**Short task**
For the material that follows, list every line containing the word "Indies".

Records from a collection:

┄┄┄┄┄┄┄┄┄┄┄┄┄┄┄┄┄┄┄┄

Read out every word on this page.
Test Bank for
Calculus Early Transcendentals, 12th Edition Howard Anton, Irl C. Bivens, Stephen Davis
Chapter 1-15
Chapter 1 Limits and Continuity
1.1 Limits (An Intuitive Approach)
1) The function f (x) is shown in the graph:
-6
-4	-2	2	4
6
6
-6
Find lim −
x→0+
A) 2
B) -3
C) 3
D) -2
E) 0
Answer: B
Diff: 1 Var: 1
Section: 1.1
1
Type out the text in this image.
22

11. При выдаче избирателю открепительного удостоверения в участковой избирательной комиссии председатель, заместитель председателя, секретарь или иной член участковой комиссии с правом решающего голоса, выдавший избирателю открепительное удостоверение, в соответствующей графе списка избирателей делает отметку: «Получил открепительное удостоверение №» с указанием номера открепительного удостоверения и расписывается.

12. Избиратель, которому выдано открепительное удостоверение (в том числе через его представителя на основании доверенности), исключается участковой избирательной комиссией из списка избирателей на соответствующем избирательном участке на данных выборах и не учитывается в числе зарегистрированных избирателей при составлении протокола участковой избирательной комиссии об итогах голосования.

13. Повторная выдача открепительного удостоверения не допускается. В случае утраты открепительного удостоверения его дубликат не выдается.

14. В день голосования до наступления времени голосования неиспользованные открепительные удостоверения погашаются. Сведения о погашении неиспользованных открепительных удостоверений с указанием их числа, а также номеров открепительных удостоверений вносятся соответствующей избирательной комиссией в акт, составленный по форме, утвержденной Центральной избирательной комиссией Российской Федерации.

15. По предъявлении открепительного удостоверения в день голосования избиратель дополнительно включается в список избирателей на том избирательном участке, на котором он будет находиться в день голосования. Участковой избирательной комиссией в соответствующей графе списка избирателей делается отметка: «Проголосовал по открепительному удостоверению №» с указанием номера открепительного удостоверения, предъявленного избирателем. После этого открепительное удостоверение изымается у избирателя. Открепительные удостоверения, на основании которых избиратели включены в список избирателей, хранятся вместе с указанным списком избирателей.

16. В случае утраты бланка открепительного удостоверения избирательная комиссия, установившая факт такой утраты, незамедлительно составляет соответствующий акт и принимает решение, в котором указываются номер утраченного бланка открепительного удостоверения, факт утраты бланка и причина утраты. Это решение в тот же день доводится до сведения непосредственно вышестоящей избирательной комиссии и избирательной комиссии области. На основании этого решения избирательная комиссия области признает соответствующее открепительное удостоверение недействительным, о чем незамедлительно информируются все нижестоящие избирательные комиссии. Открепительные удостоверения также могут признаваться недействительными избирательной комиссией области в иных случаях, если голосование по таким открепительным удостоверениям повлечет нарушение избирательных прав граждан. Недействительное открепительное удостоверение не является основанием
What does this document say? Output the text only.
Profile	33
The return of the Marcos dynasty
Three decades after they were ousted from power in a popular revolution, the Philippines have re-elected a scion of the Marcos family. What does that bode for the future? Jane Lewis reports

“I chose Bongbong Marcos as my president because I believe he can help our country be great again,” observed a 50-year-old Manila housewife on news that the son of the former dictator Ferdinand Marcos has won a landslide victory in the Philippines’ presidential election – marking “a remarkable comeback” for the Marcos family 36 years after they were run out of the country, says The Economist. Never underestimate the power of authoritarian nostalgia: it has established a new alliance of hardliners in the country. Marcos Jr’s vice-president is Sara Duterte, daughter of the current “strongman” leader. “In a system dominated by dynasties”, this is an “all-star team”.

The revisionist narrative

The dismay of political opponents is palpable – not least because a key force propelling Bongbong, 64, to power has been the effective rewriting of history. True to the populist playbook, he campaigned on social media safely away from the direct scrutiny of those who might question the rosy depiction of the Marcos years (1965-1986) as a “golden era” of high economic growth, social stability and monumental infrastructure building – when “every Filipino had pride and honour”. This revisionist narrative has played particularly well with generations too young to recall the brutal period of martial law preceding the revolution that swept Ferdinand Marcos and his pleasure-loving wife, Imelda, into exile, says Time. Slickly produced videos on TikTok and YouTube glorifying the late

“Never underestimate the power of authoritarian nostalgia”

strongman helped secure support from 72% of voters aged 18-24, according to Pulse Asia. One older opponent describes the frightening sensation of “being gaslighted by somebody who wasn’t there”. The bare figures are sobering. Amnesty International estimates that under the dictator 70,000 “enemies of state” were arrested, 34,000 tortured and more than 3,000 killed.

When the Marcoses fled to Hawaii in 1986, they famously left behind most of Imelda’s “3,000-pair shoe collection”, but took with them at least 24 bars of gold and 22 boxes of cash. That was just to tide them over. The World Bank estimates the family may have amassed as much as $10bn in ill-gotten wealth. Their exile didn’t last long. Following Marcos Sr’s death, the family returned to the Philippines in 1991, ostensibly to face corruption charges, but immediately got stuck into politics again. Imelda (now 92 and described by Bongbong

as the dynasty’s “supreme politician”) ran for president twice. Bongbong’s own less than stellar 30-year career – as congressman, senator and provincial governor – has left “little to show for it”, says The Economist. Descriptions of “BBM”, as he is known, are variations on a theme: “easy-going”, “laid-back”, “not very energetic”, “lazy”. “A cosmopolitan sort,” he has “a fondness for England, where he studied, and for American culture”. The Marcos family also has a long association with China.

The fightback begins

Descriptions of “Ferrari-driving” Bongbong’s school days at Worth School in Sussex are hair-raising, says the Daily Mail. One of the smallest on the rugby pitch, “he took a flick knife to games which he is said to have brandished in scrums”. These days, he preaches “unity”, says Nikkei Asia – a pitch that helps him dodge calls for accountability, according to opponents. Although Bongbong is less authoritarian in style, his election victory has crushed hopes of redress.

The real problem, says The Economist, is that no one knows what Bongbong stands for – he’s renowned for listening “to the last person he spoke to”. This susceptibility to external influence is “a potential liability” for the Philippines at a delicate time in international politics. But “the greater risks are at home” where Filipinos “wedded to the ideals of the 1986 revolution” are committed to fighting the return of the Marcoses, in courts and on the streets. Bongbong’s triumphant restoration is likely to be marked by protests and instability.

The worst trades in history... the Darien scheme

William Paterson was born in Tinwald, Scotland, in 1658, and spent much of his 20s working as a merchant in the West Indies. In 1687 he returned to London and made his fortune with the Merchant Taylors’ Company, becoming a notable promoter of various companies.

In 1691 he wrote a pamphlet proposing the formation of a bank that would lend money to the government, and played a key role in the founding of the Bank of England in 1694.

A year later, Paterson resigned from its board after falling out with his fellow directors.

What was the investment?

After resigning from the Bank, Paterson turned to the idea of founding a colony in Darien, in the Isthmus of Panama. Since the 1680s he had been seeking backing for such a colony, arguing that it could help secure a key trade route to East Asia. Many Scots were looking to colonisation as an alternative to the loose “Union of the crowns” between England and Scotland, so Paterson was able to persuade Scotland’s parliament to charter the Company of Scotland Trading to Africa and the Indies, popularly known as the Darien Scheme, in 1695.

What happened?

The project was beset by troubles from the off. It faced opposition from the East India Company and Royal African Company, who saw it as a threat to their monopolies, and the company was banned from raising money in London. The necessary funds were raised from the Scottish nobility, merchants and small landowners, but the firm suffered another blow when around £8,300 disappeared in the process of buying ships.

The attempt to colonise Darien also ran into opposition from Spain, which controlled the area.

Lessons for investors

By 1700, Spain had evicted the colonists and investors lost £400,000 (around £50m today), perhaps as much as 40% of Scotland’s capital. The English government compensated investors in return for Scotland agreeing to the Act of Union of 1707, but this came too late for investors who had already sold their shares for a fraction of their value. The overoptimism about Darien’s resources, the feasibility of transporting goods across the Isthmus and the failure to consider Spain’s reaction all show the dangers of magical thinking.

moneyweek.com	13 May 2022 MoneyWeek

┄┄┄┄┄┄┄┄┄┄┄┄┄┄┄┄┄┄┄┄

**The completed task**
William Paterson was born in Tinwald, Scotland, in 1658, and spent much of his 20s working as a merchant in the West Indies. In 1687 he returned to London and made his fortune with the Merchant Taylors’ Company, becoming a notable promoter of various companies.
After resigning from the Bank, Paterson turned to the idea of founding a colony in Darien, in the Isthmus of Panama. Since the 1680s he had been seeking backing for such a colony, arguing that it could help secure a key trade route to East Asia. Many Scots were looking to colonisation as an alternative to the loose “Union of the crowns” between England and Scotland, so Paterson was able to persuade Scotland’s parliament to charter the Company of Scotland Trading to Africa and the Indies, popularly known as the Darien Scheme, in 1695.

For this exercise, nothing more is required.